-------- Texte à lire --------
Matthieu Pigasse n’est pas tombé dans la finance par accident. Il l’a rejointe par glissement. D’abord haut fonctionnaire à la Direction du Trésor, conseiller technique de Dominique Strauss-Kahn, puis directeur adjoint du cabinet de Laurent Fabius, il fut de ces jeunes technocrates formés à piloter l’économie comme un organisme vivant. À 34 ans, en 2002, il entre chez Lazard. La banque ne le sait pas encore, mais elle vient d’embaucher son futur chef d’orchestre.

Là, il crée un groupe unique en son genre : le Sovereign Advisory Group, cellule dédiée aux dettes publiques. Pigasse devient rapidement l’homme des missions impossibles. Il renégocie la dette argentine (2002), puis celle de l’Irak post-Saddam (2004), avant de conseiller l’Équateur, la Grèce, la Bolivie. À l’heure où la plupart des banquiers fuient les États insolvables, lui y voit la grande politique économique, celle où l’on écrit l’histoire entre deux lignes de dette.

Parallèlement, il monte en puissance dans le M&A traditionnel. Il conseille Danone, GDF-Suez, L’Oréal, Vivendi, souvent dans des transactions qui redessinent le paysage industriel français.

En 2015, il prend les rênes mondiales du M&A et du Sovereign Advisory. Il est alors l’un des très rares Français à diriger une activité globale dans une banque d’affaires internationale. Une anomalie. Et comme souvent, il l’assume.

Centerview : la revanche tranquille

Mais les grandes maisons fatiguent les esprits libres. En 2019, Pigasse quitte Lazard. La rupture est discrète mais nette : il veut du neuf. Il choisit Centerview Partners, boutique new-yorkaise redoutée pour sa sélectivité. L’enseigne refuse les conflits d’intérêt, ne prête pas, ne trade pas. Juste du conseil. De la pensée, de la stratégie, de la parole.

À Paris, il monte une équipe resserrée avec Nicolas Constant (ex-Lazard aussi), installe ses bureaux avenue Hoche, et cible sans détour le CAC 40. Pari réussi. En 2021, Centerview devient numéro 1 du M&A en France par volume. Depuis, elle enchaîne les mandats auprès de Sanofi, Carrefour, LVMH, tout en développant une offre inédite en Europe : le conseil aux gouvernements, niche sur laquelle Pigasse revient en force.

Sous sa direction, Centerview Paris n’est pas une succursale. C’est un think tank transactionnel, où la géopolitique croise la finance d’entreprise. Où les stratégies d’État se rédigent avec les outils du M&A.

L’éternel punk de la République

Mais Pigasse n’est pas qu’un banquier. Il est une grammaire en soi. Depuis 15 ans, il investit dans les marges : la presse (Le Monde, Les Inrocks), la musique (Rock en Seine, Eurockéennes, Golden Coast), les médias jeunes (Vice, Deezer), les distributeurs alimentaires (Teract, avec Xavier Niel). Il lance même un SPAC culturel, I2PO, rare tentative d’unir finance et pop culture sur les marchés cotés.
--------
> **Exercices**:
a: Modifiez le passage du texte consacré à Matthieu Pigasse qui commence à "Là, il crée" et se termine à "lignes de dette.", en remplaçant "banquiers" par "financiers".
b: D'après le texte consacré à Matthieu Pigasse, en quelle année quitte-t-il Lazard ?
Ne vous servez que du texte consacré à Matthieu Pigasse.
-------- Données affichées --------
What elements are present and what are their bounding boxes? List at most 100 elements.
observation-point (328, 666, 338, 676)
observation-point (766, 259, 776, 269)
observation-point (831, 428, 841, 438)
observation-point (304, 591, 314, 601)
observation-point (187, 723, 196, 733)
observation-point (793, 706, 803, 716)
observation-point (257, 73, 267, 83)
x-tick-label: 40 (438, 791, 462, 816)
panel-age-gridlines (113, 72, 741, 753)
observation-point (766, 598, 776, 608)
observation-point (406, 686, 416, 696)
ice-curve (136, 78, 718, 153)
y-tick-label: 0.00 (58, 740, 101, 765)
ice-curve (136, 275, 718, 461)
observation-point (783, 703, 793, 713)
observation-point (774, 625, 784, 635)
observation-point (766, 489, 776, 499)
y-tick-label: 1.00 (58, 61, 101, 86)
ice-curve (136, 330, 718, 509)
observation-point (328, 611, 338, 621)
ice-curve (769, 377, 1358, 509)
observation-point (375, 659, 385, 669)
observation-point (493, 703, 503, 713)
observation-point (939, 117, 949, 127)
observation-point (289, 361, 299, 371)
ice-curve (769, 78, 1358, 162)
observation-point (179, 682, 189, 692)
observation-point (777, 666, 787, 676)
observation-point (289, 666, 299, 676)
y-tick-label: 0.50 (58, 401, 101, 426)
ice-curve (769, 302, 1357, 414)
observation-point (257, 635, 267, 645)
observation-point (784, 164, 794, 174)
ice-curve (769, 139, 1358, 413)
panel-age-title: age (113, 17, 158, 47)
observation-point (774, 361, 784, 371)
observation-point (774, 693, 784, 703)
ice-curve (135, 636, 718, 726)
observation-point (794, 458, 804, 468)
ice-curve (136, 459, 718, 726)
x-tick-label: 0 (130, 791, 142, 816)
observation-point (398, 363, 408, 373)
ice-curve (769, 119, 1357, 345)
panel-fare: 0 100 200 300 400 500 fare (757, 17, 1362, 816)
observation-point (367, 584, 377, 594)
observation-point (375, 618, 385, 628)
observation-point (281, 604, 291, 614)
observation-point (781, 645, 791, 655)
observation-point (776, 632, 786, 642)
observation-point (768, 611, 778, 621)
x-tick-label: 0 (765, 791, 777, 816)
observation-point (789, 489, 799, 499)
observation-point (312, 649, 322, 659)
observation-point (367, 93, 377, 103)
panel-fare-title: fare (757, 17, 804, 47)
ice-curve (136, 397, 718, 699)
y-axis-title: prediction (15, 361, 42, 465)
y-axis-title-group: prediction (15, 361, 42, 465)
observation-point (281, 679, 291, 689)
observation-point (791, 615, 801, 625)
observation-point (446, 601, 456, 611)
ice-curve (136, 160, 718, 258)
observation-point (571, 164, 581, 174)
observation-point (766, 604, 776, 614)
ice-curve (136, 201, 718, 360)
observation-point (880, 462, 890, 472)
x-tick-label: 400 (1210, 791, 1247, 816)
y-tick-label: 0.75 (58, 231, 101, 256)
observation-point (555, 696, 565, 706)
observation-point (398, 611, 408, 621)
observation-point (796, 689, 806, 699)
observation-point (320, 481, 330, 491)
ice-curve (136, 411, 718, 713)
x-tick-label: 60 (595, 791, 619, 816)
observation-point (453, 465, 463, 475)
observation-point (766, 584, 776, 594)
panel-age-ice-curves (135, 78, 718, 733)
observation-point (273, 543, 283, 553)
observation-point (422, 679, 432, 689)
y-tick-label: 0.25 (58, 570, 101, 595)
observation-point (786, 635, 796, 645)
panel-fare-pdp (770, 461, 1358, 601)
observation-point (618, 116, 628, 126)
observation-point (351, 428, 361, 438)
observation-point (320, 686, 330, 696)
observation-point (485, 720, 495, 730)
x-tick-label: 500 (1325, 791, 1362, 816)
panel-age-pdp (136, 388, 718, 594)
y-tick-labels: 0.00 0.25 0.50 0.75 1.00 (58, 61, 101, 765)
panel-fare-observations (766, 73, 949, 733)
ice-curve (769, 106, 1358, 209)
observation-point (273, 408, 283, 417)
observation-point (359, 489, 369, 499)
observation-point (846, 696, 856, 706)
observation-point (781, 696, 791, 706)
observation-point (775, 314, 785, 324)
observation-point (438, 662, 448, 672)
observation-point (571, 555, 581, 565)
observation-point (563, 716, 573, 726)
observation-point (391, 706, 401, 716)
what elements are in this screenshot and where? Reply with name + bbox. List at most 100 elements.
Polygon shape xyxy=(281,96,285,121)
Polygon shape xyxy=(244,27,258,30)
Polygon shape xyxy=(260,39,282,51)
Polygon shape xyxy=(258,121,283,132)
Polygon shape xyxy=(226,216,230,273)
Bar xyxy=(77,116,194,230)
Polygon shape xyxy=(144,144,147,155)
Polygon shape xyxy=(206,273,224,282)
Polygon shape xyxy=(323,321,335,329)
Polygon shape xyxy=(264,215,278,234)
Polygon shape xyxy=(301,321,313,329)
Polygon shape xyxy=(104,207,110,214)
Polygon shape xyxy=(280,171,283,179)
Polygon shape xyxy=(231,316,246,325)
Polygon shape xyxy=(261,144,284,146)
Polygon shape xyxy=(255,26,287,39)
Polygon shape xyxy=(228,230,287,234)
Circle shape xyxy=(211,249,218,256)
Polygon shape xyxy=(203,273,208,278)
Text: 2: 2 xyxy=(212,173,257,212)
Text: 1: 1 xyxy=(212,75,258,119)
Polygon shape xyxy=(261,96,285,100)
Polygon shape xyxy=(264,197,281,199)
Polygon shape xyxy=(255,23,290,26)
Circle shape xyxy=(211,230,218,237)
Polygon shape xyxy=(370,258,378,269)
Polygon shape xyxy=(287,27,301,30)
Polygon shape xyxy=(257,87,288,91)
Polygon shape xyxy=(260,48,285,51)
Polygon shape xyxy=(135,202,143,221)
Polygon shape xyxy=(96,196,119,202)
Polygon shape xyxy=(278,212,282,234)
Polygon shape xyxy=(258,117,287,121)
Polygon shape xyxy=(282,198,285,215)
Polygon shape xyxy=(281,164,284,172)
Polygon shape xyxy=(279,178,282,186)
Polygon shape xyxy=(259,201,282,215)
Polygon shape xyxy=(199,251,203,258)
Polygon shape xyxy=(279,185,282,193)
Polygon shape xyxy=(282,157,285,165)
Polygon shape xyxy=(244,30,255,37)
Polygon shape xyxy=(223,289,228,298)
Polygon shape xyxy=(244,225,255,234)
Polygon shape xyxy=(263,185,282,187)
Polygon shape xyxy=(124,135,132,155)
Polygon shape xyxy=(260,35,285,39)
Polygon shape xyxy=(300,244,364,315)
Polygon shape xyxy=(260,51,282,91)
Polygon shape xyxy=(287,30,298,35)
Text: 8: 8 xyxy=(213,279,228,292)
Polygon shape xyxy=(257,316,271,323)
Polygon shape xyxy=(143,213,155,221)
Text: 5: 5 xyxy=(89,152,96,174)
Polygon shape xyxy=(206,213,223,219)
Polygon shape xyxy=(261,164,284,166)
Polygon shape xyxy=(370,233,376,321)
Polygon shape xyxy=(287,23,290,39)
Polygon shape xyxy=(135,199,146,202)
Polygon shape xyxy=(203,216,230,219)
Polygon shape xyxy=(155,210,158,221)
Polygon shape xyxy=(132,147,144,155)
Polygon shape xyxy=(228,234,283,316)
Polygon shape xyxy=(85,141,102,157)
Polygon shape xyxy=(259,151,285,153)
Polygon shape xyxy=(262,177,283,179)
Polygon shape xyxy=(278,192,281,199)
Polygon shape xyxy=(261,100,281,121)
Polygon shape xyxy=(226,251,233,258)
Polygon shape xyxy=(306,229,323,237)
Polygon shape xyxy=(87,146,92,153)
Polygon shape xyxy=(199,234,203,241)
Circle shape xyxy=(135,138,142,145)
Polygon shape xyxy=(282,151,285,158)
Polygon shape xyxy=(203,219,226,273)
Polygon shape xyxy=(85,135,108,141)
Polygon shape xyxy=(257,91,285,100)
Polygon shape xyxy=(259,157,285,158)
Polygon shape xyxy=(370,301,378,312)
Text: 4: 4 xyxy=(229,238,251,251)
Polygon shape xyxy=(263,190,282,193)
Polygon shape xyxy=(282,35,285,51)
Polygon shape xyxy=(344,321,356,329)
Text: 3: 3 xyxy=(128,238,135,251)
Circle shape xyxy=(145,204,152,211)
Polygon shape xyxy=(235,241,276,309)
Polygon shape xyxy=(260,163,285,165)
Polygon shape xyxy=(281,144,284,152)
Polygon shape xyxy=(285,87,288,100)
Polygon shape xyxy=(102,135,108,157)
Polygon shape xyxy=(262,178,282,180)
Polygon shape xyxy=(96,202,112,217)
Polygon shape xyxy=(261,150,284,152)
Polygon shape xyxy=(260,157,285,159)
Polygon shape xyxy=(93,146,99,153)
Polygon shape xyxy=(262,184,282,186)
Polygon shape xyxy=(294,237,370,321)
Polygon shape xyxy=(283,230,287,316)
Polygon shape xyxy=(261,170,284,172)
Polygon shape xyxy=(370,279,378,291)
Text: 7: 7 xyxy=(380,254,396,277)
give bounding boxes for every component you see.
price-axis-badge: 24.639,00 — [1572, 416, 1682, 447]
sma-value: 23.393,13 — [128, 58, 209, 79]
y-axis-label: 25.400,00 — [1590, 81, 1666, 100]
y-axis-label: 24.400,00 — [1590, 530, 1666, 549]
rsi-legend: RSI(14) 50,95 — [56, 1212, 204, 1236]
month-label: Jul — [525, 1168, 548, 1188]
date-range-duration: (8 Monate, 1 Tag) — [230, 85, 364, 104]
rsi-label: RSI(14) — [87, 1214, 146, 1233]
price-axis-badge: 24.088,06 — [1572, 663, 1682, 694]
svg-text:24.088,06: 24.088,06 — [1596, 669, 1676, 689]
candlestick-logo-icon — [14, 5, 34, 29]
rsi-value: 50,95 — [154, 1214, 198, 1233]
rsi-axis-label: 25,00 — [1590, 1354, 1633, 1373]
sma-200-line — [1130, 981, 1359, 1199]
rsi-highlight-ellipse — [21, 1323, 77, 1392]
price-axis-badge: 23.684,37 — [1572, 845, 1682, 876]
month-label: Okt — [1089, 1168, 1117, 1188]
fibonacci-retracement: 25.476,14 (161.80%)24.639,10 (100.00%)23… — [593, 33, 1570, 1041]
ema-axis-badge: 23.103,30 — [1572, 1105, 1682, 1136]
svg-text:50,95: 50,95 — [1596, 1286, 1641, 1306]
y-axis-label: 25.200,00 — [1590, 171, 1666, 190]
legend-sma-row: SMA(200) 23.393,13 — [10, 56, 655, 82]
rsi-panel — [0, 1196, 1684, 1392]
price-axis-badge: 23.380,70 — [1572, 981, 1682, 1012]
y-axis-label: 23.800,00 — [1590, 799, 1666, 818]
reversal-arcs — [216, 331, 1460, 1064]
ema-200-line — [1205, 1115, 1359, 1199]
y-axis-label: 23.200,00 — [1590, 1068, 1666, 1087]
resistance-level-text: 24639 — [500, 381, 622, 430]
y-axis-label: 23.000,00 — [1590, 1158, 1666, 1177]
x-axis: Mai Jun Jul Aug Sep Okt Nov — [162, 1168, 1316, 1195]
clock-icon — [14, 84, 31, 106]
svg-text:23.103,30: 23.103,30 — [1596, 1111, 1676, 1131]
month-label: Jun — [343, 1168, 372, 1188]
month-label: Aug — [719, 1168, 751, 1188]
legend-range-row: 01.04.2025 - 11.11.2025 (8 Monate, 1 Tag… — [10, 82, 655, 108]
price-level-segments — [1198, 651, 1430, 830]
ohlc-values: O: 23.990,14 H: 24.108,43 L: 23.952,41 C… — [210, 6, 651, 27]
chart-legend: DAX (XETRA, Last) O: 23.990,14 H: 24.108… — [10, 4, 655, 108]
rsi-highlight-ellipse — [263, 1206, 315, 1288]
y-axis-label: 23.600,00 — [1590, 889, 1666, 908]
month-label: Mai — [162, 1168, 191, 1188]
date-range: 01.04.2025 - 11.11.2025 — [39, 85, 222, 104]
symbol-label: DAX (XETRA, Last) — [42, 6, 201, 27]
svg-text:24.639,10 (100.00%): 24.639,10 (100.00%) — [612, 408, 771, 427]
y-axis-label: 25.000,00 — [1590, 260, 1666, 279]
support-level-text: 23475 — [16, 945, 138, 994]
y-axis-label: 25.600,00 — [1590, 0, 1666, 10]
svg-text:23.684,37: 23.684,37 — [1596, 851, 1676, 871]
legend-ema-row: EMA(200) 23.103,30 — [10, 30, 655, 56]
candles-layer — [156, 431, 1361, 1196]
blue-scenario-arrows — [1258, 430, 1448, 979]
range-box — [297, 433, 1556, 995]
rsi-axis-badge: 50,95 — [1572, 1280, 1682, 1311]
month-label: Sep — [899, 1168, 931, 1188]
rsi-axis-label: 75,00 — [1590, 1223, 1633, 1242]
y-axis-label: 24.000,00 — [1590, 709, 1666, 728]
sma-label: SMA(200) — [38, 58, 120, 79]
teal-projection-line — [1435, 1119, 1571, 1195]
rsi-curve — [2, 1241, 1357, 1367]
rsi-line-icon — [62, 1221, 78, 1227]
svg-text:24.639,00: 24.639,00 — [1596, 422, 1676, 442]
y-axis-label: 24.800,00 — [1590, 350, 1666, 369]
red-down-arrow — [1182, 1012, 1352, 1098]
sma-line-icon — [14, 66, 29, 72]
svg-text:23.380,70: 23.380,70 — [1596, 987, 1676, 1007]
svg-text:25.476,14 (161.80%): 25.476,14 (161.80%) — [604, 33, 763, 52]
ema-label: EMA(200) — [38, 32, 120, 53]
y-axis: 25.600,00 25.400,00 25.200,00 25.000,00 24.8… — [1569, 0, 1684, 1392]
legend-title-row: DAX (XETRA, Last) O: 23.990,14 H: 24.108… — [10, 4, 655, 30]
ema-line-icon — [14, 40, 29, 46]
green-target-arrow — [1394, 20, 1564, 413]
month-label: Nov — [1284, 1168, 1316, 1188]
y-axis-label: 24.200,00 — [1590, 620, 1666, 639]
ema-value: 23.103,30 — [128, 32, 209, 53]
--------
> **Réponses**:
a:
Là, il crée un groupe unique en son genre : le Sovereign Advisory Group, cellule dédiée aux dettes publiques. Pigasse devient rapidement l’homme des missions impossibles. Il renégocie la dette argentine (2002), puis celle de l’Irak post-Saddam (2004), avant de conseiller l’Équateur, la Grèce, la Bolivie. À l’heure où la plupart des financiers fuient les États insolvables, lui y voit la grande politique économique, celle où l’on écrit l’histoire entre deux lignes de dette.

b: Il quitte Lazard en 2019.